--- Task description ---
Extract every line that contains the word "ticket".

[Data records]

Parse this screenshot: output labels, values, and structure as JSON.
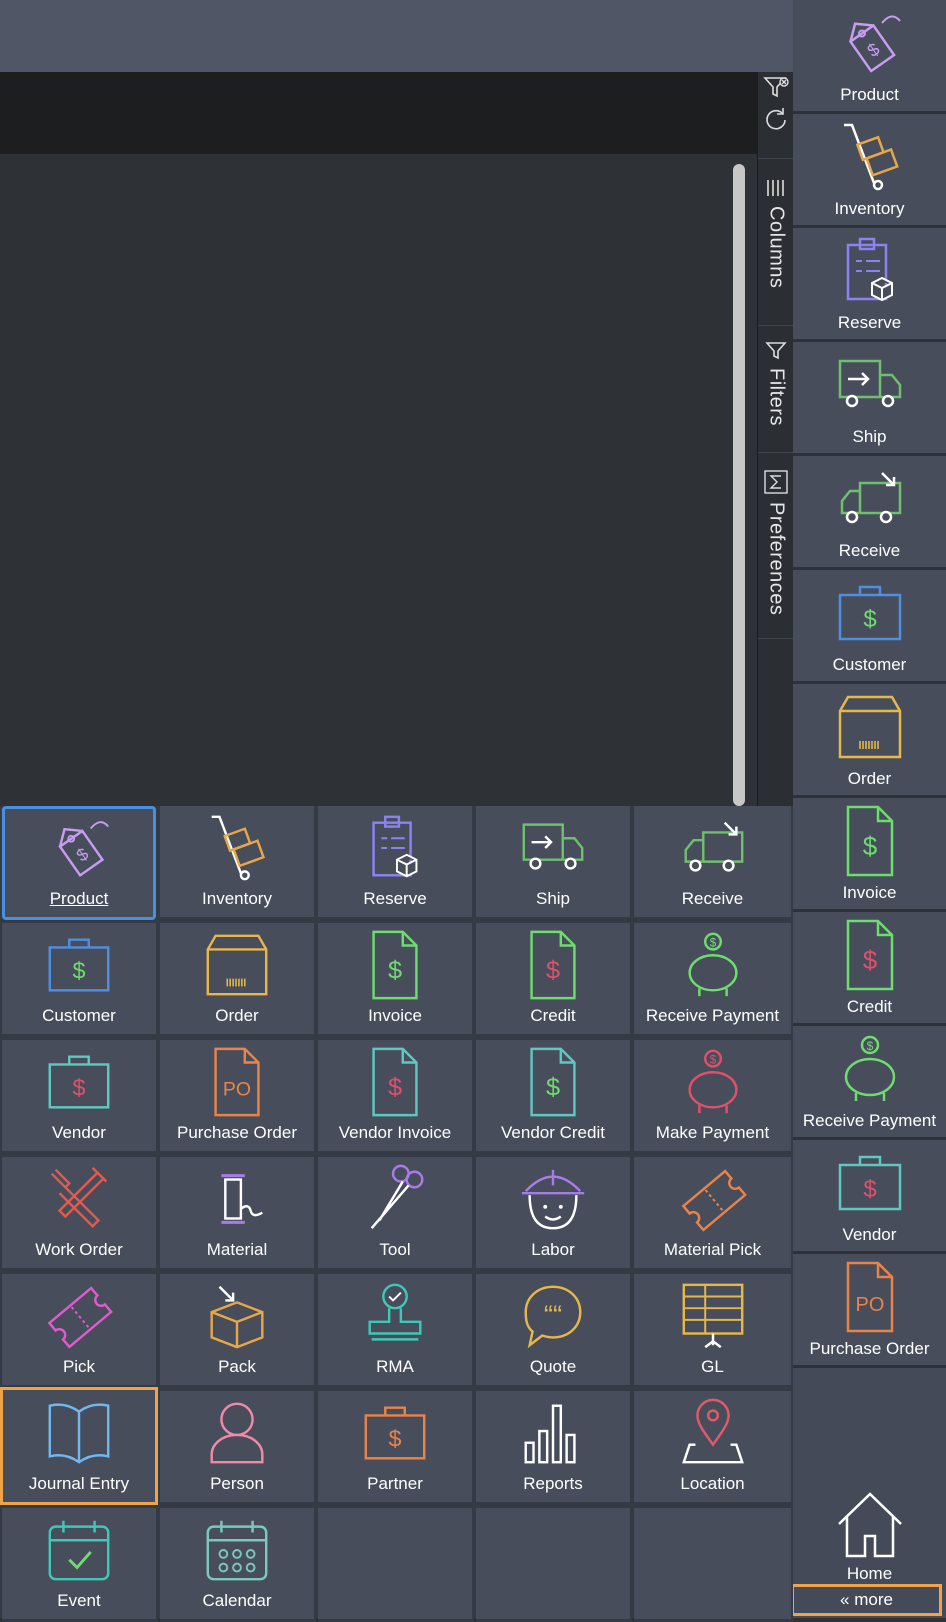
{
  "side_panel": {
    "tabs": [
      {
        "label": "Columns",
        "icon": "columns-icon"
      },
      {
        "label": "Filters",
        "icon": "filter-icon"
      },
      {
        "label": "Preferences",
        "icon": "sigma-icon"
      }
    ],
    "tools": [
      {
        "icon": "clear-filter-icon"
      },
      {
        "icon": "refresh-icon"
      }
    ]
  },
  "sidebar": {
    "items": [
      {
        "label": "Product",
        "icon": "price-tag-icon"
      },
      {
        "label": "Inventory",
        "icon": "hand-truck-icon"
      },
      {
        "label": "Reserve",
        "icon": "clipboard-box-icon"
      },
      {
        "label": "Ship",
        "icon": "truck-out-icon"
      },
      {
        "label": "Receive",
        "icon": "truck-in-icon"
      },
      {
        "label": "Customer",
        "icon": "briefcase-dollar-icon"
      },
      {
        "label": "Order",
        "icon": "box-icon"
      },
      {
        "label": "Invoice",
        "icon": "invoice-icon"
      },
      {
        "label": "Credit",
        "icon": "credit-icon"
      },
      {
        "label": "Receive Payment",
        "icon": "piggy-bank-icon"
      },
      {
        "label": "Vendor",
        "icon": "vendor-briefcase-icon"
      },
      {
        "label": "Purchase Order",
        "icon": "po-document-icon"
      }
    ],
    "home_label": "Home",
    "more_label": "« more"
  },
  "menu": {
    "tiles": [
      {
        "label": "Product",
        "icon": "price-tag-icon"
      },
      {
        "label": "Inventory",
        "icon": "hand-truck-icon"
      },
      {
        "label": "Reserve",
        "icon": "clipboard-box-icon"
      },
      {
        "label": "Ship",
        "icon": "truck-out-icon"
      },
      {
        "label": "Receive",
        "icon": "truck-in-icon"
      },
      {
        "label": "Customer",
        "icon": "briefcase-dollar-icon"
      },
      {
        "label": "Order",
        "icon": "box-icon"
      },
      {
        "label": "Invoice",
        "icon": "invoice-icon"
      },
      {
        "label": "Credit",
        "icon": "credit-icon"
      },
      {
        "label": "Receive Payment",
        "icon": "piggy-bank-icon"
      },
      {
        "label": "Vendor",
        "icon": "vendor-briefcase-icon"
      },
      {
        "label": "Purchase Order",
        "icon": "po-document-icon"
      },
      {
        "label": "Vendor Invoice",
        "icon": "vendor-invoice-icon"
      },
      {
        "label": "Vendor Credit",
        "icon": "vendor-credit-icon"
      },
      {
        "label": "Make Payment",
        "icon": "piggy-bank-red-icon"
      },
      {
        "label": "Work Order",
        "icon": "wrench-hammer-icon"
      },
      {
        "label": "Material",
        "icon": "spool-icon"
      },
      {
        "label": "Tool",
        "icon": "scissors-icon"
      },
      {
        "label": "Labor",
        "icon": "hard-hat-worker-icon"
      },
      {
        "label": "Material Pick",
        "icon": "ticket-icon"
      },
      {
        "label": "Pick",
        "icon": "pick-ticket-icon"
      },
      {
        "label": "Pack",
        "icon": "open-box-icon"
      },
      {
        "label": "RMA",
        "icon": "stamp-icon"
      },
      {
        "label": "Quote",
        "icon": "quote-bubble-icon"
      },
      {
        "label": "GL",
        "icon": "ledger-board-icon"
      },
      {
        "label": "Journal Entry",
        "icon": "book-icon"
      },
      {
        "label": "Person",
        "icon": "person-icon"
      },
      {
        "label": "Partner",
        "icon": "partner-briefcase-icon"
      },
      {
        "label": "Reports",
        "icon": "bar-chart-icon"
      },
      {
        "label": "Location",
        "icon": "map-pin-icon"
      },
      {
        "label": "Event",
        "icon": "calendar-check-icon"
      },
      {
        "label": "Calendar",
        "icon": "calendar-icon"
      }
    ]
  },
  "colors": {
    "accent_selected": "#4a90e2",
    "accent_highlight": "#f0a44a",
    "tile_bg": "#474d5a"
  }
}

--- Solution to the exercise ---
        "icon": "ticket-icon"
        "icon": "pick-ticket-icon"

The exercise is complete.